··· DATA EXCERPTS

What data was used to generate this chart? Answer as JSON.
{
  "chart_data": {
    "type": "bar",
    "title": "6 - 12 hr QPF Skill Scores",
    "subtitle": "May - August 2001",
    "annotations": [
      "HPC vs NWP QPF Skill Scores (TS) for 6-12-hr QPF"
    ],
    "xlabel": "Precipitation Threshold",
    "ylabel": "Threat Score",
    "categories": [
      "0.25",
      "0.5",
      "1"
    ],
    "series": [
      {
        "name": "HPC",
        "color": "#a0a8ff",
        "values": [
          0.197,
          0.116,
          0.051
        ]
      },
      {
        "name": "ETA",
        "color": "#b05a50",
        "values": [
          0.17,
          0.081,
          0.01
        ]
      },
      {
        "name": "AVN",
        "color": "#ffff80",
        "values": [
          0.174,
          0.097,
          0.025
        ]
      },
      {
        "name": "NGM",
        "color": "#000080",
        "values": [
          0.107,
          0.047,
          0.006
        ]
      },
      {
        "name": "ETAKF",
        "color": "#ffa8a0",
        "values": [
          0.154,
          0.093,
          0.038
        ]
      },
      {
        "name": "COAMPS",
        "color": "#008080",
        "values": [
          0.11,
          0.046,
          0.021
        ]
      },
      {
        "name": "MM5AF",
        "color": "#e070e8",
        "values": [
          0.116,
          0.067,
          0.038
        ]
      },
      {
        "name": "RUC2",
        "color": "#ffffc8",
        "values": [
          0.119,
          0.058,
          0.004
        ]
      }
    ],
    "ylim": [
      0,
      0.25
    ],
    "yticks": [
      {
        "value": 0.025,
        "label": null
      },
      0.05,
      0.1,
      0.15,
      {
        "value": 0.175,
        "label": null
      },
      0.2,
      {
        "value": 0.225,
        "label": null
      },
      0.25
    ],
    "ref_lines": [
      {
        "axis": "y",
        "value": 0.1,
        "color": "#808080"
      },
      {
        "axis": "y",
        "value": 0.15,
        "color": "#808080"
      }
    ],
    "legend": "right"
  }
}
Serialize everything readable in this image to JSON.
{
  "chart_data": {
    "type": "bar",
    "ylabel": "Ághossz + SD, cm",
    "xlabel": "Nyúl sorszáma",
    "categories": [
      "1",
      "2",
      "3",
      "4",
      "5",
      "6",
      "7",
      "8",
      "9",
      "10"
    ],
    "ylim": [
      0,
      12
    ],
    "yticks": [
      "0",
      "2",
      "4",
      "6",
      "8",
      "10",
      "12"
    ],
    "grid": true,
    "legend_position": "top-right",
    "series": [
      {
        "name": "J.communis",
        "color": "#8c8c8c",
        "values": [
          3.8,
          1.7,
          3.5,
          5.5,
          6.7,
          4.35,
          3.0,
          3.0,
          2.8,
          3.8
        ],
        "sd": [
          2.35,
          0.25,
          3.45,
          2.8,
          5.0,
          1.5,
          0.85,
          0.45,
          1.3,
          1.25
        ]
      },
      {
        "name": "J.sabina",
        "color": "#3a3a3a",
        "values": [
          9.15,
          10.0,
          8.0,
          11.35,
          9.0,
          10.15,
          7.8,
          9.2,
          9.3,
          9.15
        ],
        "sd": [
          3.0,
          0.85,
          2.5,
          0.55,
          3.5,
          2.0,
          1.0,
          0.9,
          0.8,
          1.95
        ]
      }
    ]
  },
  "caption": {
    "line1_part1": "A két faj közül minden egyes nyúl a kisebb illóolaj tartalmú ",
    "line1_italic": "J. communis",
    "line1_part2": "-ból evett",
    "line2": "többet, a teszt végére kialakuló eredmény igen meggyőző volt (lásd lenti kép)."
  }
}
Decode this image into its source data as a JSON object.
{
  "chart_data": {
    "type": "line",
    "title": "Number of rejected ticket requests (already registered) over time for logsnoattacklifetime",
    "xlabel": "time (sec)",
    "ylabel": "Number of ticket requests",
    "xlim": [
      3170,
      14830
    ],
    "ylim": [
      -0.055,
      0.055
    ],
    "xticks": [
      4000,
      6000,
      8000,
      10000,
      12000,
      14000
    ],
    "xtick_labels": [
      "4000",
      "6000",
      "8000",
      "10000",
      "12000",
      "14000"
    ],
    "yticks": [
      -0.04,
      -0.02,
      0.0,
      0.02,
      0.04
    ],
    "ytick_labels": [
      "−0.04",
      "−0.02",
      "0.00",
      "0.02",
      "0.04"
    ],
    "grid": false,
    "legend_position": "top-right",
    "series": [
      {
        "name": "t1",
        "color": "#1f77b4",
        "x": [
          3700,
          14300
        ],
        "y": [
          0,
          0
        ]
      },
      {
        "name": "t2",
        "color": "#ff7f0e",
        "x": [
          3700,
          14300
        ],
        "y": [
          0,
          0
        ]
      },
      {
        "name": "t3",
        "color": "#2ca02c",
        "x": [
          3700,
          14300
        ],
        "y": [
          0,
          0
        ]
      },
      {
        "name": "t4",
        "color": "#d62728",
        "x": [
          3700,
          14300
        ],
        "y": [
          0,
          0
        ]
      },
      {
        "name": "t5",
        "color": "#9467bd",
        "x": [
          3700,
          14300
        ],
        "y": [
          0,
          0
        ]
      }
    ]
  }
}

······

TASK GOAL:
Every entry should be printed again exactly as written.

CORRECT OUTPUT:
What data was used to generate this chart? Answer as JSON.
{
  "chart_data": {
    "type": "bar",
    "title": "6 - 12 hr QPF Skill Scores",
    "subtitle": "May - August 2001",
    "annotations": [
      "HPC vs NWP QPF Skill Scores (TS) for 6-12-hr QPF"
    ],
    "xlabel": "Precipitation Threshold",
    "ylabel": "Threat Score",
    "categories": [
      "0.25",
      "0.5",
      "1"
    ],
    "series": [
      {
        "name": "HPC",
        "color": "#a0a8ff",
        "values": [
          0.197,
          0.116,
          0.051
        ]
      },
      {
        "name": "ETA",
        "color": "#b05a50",
        "values": [
          0.17,
          0.081,
          0.01
        ]
      },
      {
        "name": "AVN",
        "color": "#ffff80",
        "values": [
          0.174,
          0.097,
          0.025
        ]
      },
      {
        "name": "NGM",
        "color": "#000080",
        "values": [
          0.107,
          0.047,
          0.006
        ]
      },
      {
        "name": "ETAKF",
        "color": "#ffa8a0",
        "values": [
          0.154,
          0.093,
          0.038
        ]
      },
      {
        "name": "COAMPS",
        "color": "#008080",
        "values": [
          0.11,
          0.046,
          0.021
        ]
      },
      {
        "name": "MM5AF",
        "color": "#e070e8",
        "values": [
          0.116,
          0.067,
          0.038
        ]
      },
      {
        "name": "RUC2",
        "color": "#ffffc8",
        "values": [
          0.119,
          0.058,
          0.004
        ]
      }
    ],
    "ylim": [
      0,
      0.25
    ],
    "yticks": [
      {
        "value": 0.025,
        "label": null
      },
      0.05,
      0.1,
      0.15,
      {
        "value": 0.175,
        "label": null
      },
      0.2,
      {
        "value": 0.225,
        "label": null
      },
      0.25
    ],
    "ref_lines": [
      {
        "axis": "y",
        "value": 0.1,
        "color": "#808080"
      },
      {
        "axis": "y",
        "value": 0.15,
        "color": "#808080"
      }
    ],
    "legend": "right"
  }
}
Serialize everything readable in this image to JSON.
{
  "chart_data": {
    "type": "bar",
    "ylabel": "Ághossz + SD, cm",
    "xlabel": "Nyúl sorszáma",
    "categories": [
      "1",
      "2",
      "3",
      "4",
      "5",
      "6",
      "7",
      "8",
      "9",
      "10"
    ],
    "ylim": [
      0,
      12
    ],
    "yticks": [
      "0",
      "2",
      "4",
      "6",
      "8",
      "10",
      "12"
    ],
    "grid": true,
    "legend_position": "top-right",
    "series": [
      {
        "name": "J.communis",
        "color": "#8c8c8c",
        "values": [
          3.8,
          1.7,
          3.5,
          5.5,
          6.7,
          4.35,
          3.0,
          3.0,
          2.8,
          3.8
        ],
        "sd": [
          2.35,
          0.25,
          3.45,
          2.8,
          5.0,
          1.5,
          0.85,
          0.45,
          1.3,
          1.25
        ]
      },
      {
        "name": "J.sabina",
        "color": "#3a3a3a",
        "values": [
          9.15,
          10.0,
          8.0,
          11.35,
          9.0,
          10.15,
          7.8,
          9.2,
          9.3,
          9.15
        ],
        "sd": [
          3.0,
          0.85,
          2.5,
          0.55,
          3.5,
          2.0,
          1.0,
          0.9,
          0.8,
          1.95
        ]
      }
    ]
  },
  "caption": {
    "line1_part1": "A két faj közül minden egyes nyúl a kisebb illóolaj tartalmú ",
    "line1_italic": "J. communis",
    "line1_part2": "-ból evett",
    "line2": "többet, a teszt végére kialakuló eredmény igen meggyőző volt (lásd lenti kép)."
  }
}
Decode this image into its source data as a JSON object.
{
  "chart_data": {
    "type": "line",
    "title": "Number of rejected ticket requests (already registered) over time for logsnoattacklifetime",
    "xlabel": "time (sec)",
    "ylabel": "Number of ticket requests",
    "xlim": [
      3170,
      14830
    ],
    "ylim": [
      -0.055,
      0.055
    ],
    "xticks": [
      4000,
      6000,
      8000,
      10000,
      12000,
      14000
    ],
    "xtick_labels": [
      "4000",
      "6000",
      "8000",
      "10000",
      "12000",
      "14000"
    ],
    "yticks": [
      -0.04,
      -0.02,
      0.0,
      0.02,
      0.04
    ],
    "ytick_labels": [
      "−0.04",
      "−0.02",
      "0.00",
      "0.02",
      "0.04"
    ],
    "grid": false,
    "legend_position": "top-right",
    "series": [
      {
        "name": "t1",
        "color": "#1f77b4",
        "x": [
          3700,
          14300
        ],
        "y": [
          0,
          0
        ]
      },
      {
        "name": "t2",
        "color": "#ff7f0e",
        "x": [
          3700,
          14300
        ],
        "y": [
          0,
          0
        ]
      },
      {
        "name": "t3",
        "color": "#2ca02c",
        "x": [
          3700,
          14300
        ],
        "y": [
          0,
          0
        ]
      },
      {
        "name": "t4",
        "color": "#d62728",
        "x": [
          3700,
          14300
        ],
        "y": [
          0,
          0
        ]
      },
      {
        "name": "t5",
        "color": "#9467bd",
        "x": [
          3700,
          14300
        ],
        "y": [
          0,
          0
        ]
      }
    ]
  }
}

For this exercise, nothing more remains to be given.